╔══

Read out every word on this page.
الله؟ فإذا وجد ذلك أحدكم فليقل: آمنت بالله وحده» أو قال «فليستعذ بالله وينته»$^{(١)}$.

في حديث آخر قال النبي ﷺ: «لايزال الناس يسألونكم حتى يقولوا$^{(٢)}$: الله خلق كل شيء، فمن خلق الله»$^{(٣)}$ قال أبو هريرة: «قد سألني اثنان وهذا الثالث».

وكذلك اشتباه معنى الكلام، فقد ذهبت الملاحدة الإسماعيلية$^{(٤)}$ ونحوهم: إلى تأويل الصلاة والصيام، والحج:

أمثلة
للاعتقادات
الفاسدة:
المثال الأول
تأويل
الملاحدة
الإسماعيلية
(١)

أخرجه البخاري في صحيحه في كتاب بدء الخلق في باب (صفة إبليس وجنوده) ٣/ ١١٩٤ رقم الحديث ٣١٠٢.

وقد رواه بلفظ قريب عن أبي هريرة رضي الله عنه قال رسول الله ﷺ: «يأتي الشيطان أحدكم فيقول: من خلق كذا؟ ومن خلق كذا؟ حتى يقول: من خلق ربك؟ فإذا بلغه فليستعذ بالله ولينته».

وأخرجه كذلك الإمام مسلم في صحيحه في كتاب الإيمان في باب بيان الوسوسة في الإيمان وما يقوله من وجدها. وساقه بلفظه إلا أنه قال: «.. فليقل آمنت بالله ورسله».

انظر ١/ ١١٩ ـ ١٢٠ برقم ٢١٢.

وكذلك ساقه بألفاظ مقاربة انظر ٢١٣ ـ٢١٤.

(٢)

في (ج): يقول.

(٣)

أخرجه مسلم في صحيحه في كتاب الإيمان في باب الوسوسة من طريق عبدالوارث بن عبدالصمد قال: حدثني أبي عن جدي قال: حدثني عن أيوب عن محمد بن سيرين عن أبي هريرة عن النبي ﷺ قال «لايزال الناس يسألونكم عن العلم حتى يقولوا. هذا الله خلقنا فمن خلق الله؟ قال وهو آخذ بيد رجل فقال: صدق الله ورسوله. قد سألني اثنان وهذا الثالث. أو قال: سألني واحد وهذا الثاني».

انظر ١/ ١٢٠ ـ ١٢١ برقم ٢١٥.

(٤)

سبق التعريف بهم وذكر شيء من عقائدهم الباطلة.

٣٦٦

╚══

→ **WHAT IS EXPECTED**: Go through the listing and copy all of it exactly.

→ **CORRECT OUTPUT**:
Read out every word on this page.
الله؟ فإذا وجد ذلك أحدكم فليقل: آمنت بالله وحده» أو قال «فليستعذ بالله وينته»$^{(١)}$.

في حديث آخر قال النبي ﷺ: «لايزال الناس يسألونكم حتى يقولوا$^{(٢)}$: الله خلق كل شيء، فمن خلق الله»$^{(٣)}$ قال أبو هريرة: «قد سألني اثنان وهذا الثالث».

وكذلك اشتباه معنى الكلام، فقد ذهبت الملاحدة الإسماعيلية$^{(٤)}$ ونحوهم: إلى تأويل الصلاة والصيام، والحج:

أمثلة
للاعتقادات
الفاسدة:
المثال الأول
تأويل
الملاحدة
الإسماعيلية
(١)

أخرجه البخاري في صحيحه في كتاب بدء الخلق في باب (صفة إبليس وجنوده) ٣/ ١١٩٤ رقم الحديث ٣١٠٢.

وقد رواه بلفظ قريب عن أبي هريرة رضي الله عنه قال رسول الله ﷺ: «يأتي الشيطان أحدكم فيقول: من خلق كذا؟ ومن خلق كذا؟ حتى يقول: من خلق ربك؟ فإذا بلغه فليستعذ بالله ولينته».

وأخرجه كذلك الإمام مسلم في صحيحه في كتاب الإيمان في باب بيان الوسوسة في الإيمان وما يقوله من وجدها. وساقه بلفظه إلا أنه قال: «.. فليقل آمنت بالله ورسله».

انظر ١/ ١١٩ ـ ١٢٠ برقم ٢١٢.

وكذلك ساقه بألفاظ مقاربة انظر ٢١٣ ـ٢١٤.

(٢)

في (ج): يقول.

(٣)

أخرجه مسلم في صحيحه في كتاب الإيمان في باب الوسوسة من طريق عبدالوارث بن عبدالصمد قال: حدثني أبي عن جدي قال: حدثني عن أيوب عن محمد بن سيرين عن أبي هريرة عن النبي ﷺ قال «لايزال الناس يسألونكم عن العلم حتى يقولوا. هذا الله خلقنا فمن خلق الله؟ قال وهو آخذ بيد رجل فقال: صدق الله ورسوله. قد سألني اثنان وهذا الثالث. أو قال: سألني واحد وهذا الثاني».

انظر ١/ ١٢٠ ـ ١٢١ برقم ٢١٥.

(٤)

سبق التعريف بهم وذكر شيء من عقائدهم الباطلة.

٣٦٦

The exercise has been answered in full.